TASK INPUTS —
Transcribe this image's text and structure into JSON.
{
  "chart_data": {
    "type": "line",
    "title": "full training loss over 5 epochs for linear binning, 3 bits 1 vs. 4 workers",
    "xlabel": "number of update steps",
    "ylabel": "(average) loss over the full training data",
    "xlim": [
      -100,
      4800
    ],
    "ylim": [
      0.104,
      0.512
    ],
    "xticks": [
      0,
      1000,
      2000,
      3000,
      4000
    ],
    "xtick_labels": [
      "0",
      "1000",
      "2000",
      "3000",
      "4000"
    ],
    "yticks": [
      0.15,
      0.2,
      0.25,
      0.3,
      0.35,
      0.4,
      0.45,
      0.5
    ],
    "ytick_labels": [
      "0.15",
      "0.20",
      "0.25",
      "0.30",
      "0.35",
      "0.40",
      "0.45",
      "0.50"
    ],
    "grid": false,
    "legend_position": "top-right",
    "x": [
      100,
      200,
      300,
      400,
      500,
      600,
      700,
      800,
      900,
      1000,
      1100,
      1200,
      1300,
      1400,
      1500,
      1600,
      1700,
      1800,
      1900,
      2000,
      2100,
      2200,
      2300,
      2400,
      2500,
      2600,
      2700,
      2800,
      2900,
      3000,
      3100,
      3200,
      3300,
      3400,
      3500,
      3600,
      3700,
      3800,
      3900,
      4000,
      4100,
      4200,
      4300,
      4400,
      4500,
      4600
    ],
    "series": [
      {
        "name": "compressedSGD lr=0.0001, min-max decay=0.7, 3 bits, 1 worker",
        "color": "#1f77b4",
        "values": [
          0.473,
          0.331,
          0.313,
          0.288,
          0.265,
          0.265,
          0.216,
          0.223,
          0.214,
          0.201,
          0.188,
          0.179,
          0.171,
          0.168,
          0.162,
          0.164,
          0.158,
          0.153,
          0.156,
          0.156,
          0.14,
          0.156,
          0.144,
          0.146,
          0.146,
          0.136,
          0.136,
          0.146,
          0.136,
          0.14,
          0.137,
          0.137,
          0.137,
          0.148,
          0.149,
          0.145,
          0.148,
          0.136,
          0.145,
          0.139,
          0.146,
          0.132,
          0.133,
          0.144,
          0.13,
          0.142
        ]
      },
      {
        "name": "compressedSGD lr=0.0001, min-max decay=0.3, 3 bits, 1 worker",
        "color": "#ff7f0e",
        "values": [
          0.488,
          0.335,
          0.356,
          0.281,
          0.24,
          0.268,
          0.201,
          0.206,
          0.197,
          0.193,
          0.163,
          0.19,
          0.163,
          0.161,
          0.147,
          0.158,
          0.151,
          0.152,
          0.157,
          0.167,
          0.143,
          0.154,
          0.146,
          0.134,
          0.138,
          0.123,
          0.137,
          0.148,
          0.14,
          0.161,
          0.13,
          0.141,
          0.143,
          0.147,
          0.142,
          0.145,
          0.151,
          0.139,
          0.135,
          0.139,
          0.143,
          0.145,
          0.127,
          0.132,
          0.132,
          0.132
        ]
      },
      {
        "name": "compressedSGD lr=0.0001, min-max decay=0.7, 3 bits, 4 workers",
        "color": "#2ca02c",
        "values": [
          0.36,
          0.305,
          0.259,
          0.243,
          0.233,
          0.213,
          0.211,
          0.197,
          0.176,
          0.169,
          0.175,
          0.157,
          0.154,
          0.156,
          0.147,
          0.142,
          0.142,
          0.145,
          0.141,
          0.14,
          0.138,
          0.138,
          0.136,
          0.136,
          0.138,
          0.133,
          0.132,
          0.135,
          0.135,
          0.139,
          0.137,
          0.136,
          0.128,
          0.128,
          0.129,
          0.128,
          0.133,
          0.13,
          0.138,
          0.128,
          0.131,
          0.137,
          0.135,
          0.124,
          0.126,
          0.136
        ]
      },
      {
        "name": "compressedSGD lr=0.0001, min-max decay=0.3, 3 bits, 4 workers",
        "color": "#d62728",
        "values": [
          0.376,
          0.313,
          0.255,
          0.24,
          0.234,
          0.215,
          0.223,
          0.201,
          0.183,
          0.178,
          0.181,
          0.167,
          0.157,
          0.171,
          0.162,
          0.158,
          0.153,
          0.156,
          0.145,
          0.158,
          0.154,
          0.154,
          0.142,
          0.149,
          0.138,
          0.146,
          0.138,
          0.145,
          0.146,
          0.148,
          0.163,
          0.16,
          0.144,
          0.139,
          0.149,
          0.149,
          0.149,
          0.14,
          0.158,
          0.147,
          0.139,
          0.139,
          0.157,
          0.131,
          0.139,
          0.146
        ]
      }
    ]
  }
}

TASK GOAL — Determine how many lines include the string "decay". Give no answer but the number.

EXPECTED ANSWER — 4